— Prompt —
Search the records below for the word "NLCs" and show every line where it occurs.
-- Start of Input material --
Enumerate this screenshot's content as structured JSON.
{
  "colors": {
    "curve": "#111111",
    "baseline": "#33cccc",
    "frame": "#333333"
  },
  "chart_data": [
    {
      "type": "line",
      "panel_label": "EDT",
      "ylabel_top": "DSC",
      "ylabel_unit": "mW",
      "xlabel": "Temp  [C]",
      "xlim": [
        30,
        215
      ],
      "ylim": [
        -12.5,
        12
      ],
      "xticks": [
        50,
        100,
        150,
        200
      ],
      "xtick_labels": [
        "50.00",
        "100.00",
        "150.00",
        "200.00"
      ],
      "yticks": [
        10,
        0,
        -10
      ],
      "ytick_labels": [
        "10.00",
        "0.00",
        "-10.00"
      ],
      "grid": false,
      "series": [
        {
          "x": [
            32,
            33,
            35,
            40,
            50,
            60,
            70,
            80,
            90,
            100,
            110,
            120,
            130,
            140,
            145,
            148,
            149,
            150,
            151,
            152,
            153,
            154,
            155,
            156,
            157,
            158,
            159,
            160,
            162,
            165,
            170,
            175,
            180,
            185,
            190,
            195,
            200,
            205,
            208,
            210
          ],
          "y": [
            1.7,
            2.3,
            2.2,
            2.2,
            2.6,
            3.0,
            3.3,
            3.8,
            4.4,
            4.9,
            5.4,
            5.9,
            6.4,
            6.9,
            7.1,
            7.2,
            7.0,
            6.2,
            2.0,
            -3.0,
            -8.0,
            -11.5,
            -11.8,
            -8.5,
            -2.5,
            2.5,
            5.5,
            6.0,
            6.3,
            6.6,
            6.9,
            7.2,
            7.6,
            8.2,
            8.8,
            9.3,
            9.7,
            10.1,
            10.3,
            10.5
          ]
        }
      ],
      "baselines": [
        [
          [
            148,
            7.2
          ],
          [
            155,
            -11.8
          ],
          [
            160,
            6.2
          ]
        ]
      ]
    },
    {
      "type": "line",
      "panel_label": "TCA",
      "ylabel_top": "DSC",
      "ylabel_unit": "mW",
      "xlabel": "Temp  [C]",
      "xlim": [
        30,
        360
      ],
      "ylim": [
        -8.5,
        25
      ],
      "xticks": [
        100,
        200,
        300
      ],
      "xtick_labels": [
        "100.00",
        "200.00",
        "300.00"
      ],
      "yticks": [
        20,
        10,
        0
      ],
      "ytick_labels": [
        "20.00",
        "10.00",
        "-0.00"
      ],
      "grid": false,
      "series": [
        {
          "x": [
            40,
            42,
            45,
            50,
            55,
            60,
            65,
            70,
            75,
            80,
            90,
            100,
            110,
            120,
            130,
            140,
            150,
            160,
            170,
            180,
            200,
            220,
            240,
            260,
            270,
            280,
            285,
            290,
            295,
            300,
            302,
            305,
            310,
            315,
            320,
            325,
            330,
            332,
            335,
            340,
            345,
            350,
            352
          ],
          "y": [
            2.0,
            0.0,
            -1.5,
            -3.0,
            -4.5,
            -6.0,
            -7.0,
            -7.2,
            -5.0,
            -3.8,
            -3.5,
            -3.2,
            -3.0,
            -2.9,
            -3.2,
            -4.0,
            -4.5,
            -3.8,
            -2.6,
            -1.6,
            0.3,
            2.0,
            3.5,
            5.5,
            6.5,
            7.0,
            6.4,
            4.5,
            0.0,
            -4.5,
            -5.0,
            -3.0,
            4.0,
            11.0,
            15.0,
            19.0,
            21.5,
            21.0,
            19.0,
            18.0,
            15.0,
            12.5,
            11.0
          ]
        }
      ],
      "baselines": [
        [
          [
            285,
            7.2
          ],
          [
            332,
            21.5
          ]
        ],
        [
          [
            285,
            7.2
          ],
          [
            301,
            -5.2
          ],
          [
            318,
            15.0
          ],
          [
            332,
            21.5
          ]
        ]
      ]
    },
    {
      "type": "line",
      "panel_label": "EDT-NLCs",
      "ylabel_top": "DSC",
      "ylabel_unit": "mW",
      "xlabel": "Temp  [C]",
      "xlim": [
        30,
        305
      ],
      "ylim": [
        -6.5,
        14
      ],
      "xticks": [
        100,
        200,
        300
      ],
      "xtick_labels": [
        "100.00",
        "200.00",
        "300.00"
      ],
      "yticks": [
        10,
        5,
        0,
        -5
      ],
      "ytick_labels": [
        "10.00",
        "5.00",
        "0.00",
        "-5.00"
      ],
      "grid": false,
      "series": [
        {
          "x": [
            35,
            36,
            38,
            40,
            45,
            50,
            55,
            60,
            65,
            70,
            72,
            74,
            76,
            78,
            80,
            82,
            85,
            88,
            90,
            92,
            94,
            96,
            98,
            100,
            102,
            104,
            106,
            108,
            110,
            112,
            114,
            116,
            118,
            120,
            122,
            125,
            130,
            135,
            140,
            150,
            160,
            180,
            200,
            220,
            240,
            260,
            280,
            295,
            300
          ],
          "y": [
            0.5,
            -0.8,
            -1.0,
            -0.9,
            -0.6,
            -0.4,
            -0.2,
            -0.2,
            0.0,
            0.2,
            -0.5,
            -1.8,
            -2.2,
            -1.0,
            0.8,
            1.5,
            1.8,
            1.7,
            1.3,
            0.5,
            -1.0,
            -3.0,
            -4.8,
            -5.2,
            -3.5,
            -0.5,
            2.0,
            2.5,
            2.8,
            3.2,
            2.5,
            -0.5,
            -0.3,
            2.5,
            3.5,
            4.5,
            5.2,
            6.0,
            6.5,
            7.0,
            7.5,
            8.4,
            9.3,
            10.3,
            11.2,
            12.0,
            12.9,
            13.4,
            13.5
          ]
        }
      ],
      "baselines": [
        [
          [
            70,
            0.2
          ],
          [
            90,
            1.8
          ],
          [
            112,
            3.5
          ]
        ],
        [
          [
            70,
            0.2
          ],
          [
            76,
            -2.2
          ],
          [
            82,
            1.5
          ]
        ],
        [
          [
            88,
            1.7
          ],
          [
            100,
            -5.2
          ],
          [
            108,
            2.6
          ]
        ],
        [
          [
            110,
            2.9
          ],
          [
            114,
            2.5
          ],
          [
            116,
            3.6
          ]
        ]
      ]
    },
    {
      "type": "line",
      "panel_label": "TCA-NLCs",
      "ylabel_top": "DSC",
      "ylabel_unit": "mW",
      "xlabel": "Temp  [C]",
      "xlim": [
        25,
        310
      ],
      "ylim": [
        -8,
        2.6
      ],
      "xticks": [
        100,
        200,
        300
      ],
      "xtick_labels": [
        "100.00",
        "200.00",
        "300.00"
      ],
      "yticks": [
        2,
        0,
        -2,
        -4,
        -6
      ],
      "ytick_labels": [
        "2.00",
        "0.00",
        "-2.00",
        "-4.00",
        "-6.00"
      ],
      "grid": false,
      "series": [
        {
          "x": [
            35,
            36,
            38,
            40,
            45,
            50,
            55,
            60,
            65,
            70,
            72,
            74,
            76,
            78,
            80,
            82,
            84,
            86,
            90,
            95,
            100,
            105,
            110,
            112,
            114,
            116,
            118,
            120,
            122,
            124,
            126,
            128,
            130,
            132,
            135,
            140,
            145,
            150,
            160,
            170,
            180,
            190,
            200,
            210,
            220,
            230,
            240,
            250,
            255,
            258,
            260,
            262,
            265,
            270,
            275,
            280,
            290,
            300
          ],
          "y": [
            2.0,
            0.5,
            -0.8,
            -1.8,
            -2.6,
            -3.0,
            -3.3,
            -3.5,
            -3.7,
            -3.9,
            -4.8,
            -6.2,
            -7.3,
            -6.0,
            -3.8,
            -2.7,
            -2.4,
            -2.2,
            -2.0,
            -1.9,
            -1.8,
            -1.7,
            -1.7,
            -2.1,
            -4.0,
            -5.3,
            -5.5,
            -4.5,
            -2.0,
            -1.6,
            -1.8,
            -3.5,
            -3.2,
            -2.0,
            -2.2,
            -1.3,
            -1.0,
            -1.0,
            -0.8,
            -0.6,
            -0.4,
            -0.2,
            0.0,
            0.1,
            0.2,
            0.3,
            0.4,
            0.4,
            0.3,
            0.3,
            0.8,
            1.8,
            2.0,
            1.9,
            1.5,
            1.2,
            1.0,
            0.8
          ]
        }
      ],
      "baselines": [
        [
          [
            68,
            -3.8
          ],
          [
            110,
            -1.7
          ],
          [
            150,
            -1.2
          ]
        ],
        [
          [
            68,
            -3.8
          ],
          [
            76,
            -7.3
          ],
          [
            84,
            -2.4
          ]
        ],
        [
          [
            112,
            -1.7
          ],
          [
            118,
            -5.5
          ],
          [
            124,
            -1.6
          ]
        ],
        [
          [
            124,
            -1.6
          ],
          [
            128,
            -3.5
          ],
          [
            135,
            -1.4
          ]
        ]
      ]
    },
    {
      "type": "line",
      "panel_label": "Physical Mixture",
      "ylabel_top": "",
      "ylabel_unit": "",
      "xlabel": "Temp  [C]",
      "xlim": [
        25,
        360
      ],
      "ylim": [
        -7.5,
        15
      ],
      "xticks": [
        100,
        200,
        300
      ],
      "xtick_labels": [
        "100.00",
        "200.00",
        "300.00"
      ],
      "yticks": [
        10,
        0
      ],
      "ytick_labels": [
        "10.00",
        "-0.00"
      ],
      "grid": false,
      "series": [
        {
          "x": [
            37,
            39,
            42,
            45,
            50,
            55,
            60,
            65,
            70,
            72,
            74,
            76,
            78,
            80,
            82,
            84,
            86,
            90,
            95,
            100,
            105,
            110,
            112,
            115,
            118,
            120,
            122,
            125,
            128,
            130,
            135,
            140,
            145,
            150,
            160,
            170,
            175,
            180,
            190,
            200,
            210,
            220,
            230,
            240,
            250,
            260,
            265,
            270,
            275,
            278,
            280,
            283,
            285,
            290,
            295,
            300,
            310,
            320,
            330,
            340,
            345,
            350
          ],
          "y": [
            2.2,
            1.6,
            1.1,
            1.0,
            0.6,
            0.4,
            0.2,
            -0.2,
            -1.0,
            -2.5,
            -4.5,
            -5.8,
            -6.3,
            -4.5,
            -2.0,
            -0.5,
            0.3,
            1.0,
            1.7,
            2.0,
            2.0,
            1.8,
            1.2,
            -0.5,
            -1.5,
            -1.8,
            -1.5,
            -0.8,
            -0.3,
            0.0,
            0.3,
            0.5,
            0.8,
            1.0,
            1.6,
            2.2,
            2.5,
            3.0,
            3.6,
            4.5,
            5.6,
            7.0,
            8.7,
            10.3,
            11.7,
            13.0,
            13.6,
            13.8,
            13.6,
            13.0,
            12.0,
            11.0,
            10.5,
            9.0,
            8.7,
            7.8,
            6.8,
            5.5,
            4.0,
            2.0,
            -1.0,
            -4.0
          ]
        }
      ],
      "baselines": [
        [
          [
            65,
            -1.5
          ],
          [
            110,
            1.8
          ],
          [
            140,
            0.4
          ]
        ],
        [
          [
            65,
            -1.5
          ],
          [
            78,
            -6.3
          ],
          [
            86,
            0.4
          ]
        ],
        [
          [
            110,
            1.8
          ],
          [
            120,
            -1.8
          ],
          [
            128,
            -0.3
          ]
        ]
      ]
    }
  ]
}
-- End of Input material --
— Task result —
      "panel_label": "EDT-NLCs",
      "panel_label": "TCA-NLCs",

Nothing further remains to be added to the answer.